Soal Latihan
A: Kelainan bawaan apa yang dimiliki Ganta menurut teks?
B: Tuliskan ulang seluruh bagian teks mulai dari "Repotnya, Ganta tidak" turun hingga "dan mulai beraktivitas.", dengan menukar "teh panas" menjadi "teh manis".

Repotnya, Ganta tidak pernah mau minum obat. Bahkan yang herbalpun dia sangat hati-hati. Mintanya hanya air hangat, teh panas, air jahe tanpa gula, atau air jeruk panas tanpa gula. Ganta memang punya kelainan bawaan. G6PD deficiency. Intinya dia kekurangan enzim yang berfungsi membuat sel darah merahnya bertahan. Karena pilek 3 hari tidak kunjung sembuh dan kelihatan lemes terus, saya minta mas Prapto untuk mengajaknya swab antigen. Jaga-jaga saja. Alhamdulillah hasilnya negatif. Dampaknya positif banget. Ganta jadi semangat dan mulai beraktivitas. 

Nah, saya sendiri mulai merasakan ada yang berbeda. Kok tidak bisa bau masakan apapun? Baik pas masak di pagi hari maupun pas makan. Saya berdalih. “Ah, memang hidung saya lagi buntu. Pilek belum pulih benar. Yang penting badan tetap segar.” Dua hari merasakan anosmia, akhirnya saya putuskan untuk swab antigen. Sabtu pagi, 16 Januari 2021, saya menyetir sendirian menuju ke klinik Pa*ah*ita di dekat kampus B Unair. Klinik ini langganan kantor mas Prapto. Jadi hasilnya akan dikirim ke suami. Usai swab, saya langsung pulang. Mungkin karena ada rasa cemas, sempat keliru ambil jalan. Sejujurnya saya sudah merasa kemungkinan akan positif. Jadi saya mampir ke apotek dekat rumah, membeli masker dan beberapa multivitamin yang direkomendasikan untuk penderita Covid-19. Sedia payung sebelum hujan.

Data yang Diberikan
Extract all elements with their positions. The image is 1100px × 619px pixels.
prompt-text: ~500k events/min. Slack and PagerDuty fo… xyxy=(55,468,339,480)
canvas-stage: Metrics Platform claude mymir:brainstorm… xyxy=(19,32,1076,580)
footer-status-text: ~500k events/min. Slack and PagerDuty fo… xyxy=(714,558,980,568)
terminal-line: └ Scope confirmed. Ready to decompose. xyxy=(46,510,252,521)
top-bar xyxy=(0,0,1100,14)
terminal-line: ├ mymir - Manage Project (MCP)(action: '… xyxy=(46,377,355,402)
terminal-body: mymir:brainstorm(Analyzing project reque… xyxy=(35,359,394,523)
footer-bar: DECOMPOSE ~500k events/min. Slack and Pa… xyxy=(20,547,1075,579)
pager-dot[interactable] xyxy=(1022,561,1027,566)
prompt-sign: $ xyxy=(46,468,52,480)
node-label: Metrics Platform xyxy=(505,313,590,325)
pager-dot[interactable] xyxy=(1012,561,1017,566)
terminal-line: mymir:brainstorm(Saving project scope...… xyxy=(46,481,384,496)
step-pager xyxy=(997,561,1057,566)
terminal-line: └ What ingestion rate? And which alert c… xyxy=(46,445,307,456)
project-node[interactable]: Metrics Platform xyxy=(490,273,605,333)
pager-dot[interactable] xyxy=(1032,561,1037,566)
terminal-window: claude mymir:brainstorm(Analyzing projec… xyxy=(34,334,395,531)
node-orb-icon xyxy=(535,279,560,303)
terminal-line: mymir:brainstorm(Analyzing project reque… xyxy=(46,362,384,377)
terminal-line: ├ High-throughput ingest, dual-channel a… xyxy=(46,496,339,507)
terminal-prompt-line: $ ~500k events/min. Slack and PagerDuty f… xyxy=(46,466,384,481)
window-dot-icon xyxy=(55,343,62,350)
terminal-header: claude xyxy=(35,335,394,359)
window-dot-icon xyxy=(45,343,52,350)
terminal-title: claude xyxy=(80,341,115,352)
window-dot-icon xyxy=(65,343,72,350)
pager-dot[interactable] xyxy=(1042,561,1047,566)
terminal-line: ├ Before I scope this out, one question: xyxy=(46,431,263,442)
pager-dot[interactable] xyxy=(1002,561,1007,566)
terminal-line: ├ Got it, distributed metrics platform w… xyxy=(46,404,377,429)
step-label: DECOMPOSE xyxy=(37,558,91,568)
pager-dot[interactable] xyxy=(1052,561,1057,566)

Hasil Jawaban
A: G6PD deficiency.

B:
Repotnya, Ganta tidak pernah mau minum obat. Bahkan yang herbalpun dia sangat hati-hati. Mintanya hanya air hangat, teh manis, air jahe tanpa gula, atau air jeruk panas tanpa gula. Ganta memang punya kelainan bawaan. G6PD deficiency. Intinya dia kekurangan enzim yang berfungsi membuat sel darah merahnya bertahan. Karena pilek 3 hari tidak kunjung sembuh dan kelihatan lemes terus, saya minta mas Prapto untuk mengajaknya swab antigen. Jaga-jaga saja. Alhamdulillah hasilnya negatif. Dampaknya positif banget. Ganta jadi semangat dan mulai beraktivitas.